> _Task objective_
Report every line in the listing that contains the string "nFrequency".

> _Exercise material_
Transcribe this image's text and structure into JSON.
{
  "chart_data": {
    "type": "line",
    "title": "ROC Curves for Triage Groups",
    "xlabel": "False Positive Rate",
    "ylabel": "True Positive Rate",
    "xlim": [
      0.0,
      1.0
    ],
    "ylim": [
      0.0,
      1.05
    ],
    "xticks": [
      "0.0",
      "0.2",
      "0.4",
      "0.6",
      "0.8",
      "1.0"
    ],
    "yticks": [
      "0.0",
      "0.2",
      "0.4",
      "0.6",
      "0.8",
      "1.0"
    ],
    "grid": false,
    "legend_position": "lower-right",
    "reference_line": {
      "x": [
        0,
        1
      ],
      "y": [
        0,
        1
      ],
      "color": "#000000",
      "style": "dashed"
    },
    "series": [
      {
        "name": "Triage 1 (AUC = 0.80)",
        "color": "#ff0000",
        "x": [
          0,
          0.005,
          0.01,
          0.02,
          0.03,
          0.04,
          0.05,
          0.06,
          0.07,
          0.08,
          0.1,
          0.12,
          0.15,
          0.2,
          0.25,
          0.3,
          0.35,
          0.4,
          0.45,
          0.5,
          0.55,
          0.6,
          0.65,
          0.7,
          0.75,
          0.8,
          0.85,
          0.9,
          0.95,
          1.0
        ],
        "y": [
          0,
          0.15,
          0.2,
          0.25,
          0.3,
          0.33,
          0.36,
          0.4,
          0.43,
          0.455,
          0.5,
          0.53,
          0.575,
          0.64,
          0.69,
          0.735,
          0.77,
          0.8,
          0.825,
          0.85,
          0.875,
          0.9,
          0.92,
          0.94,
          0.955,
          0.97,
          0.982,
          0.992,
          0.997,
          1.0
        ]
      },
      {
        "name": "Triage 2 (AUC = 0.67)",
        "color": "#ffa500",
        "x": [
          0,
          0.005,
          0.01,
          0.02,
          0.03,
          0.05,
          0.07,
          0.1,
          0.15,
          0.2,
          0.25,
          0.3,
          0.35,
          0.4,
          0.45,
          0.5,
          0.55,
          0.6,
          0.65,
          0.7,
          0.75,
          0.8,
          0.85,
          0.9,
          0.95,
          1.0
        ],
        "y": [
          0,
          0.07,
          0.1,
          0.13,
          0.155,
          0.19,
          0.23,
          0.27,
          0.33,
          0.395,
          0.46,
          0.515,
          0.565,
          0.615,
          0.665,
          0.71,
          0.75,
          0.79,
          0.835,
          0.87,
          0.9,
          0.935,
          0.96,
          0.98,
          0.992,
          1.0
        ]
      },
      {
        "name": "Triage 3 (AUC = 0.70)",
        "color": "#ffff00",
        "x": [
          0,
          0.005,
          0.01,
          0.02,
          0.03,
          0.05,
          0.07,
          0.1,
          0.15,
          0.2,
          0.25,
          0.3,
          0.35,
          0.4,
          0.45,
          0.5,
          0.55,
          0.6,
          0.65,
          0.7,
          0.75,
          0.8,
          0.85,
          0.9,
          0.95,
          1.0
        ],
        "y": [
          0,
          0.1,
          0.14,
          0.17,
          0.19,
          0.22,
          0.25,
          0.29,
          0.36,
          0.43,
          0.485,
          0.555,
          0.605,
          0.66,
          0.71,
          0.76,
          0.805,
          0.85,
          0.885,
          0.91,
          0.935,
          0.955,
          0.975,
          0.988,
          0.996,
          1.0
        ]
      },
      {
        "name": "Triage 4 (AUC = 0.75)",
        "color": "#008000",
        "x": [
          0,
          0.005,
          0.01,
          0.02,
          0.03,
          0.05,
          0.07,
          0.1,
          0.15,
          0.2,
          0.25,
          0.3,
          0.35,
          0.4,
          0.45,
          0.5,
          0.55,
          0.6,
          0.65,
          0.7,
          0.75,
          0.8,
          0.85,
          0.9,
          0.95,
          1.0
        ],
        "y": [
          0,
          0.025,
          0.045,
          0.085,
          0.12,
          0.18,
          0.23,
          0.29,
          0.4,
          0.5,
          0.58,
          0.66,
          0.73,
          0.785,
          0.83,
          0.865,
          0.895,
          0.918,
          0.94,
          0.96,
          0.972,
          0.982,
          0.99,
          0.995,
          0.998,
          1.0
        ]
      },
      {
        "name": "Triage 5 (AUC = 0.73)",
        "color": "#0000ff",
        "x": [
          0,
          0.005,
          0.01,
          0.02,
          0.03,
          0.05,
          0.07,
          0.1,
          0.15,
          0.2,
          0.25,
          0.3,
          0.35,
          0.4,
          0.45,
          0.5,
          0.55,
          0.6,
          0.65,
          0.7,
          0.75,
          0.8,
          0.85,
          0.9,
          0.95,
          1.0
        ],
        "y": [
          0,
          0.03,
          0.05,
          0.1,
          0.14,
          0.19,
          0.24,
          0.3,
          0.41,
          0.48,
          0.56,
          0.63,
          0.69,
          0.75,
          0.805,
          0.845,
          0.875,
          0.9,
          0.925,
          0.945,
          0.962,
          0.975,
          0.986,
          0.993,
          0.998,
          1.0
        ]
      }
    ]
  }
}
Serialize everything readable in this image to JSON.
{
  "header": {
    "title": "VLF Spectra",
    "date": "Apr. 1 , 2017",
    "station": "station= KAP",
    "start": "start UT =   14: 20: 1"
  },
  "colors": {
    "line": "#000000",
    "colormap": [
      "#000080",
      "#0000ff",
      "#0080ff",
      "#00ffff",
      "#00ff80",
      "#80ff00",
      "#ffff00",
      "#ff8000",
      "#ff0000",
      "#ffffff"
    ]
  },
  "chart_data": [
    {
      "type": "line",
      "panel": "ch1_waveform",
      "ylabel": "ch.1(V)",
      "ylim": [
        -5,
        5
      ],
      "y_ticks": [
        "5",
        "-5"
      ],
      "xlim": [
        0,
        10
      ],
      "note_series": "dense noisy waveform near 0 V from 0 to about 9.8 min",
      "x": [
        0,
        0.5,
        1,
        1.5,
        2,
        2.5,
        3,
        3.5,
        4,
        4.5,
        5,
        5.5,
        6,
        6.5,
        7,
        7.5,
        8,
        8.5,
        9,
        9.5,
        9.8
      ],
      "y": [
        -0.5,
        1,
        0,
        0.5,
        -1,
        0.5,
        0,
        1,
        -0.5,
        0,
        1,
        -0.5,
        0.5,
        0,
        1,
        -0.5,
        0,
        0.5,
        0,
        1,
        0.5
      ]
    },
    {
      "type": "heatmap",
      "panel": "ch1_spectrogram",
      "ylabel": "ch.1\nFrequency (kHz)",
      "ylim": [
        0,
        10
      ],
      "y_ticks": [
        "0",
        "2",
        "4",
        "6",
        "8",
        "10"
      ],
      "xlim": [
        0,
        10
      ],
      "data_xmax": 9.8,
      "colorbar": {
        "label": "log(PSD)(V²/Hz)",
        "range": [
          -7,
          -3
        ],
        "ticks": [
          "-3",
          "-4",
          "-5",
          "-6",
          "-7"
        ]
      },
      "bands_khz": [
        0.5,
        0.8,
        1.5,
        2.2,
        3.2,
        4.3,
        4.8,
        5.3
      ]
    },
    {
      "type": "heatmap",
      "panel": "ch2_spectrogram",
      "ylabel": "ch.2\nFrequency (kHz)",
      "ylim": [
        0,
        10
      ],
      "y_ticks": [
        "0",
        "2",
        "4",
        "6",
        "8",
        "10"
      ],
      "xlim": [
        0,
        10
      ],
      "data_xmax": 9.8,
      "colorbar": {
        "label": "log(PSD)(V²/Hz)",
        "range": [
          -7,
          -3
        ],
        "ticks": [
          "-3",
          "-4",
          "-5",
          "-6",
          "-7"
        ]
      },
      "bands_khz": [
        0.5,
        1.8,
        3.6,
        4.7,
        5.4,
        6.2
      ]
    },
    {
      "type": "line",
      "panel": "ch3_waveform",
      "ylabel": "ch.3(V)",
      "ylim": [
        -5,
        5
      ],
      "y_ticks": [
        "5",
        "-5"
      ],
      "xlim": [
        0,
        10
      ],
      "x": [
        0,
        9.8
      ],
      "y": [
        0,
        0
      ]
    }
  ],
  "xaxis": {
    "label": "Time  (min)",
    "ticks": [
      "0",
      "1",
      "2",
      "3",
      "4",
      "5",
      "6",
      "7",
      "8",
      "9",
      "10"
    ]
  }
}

> _Right answer_
      "ylabel": "ch.1\nFrequency (kHz)",
      "ylabel": "ch.2\nFrequency (kHz)",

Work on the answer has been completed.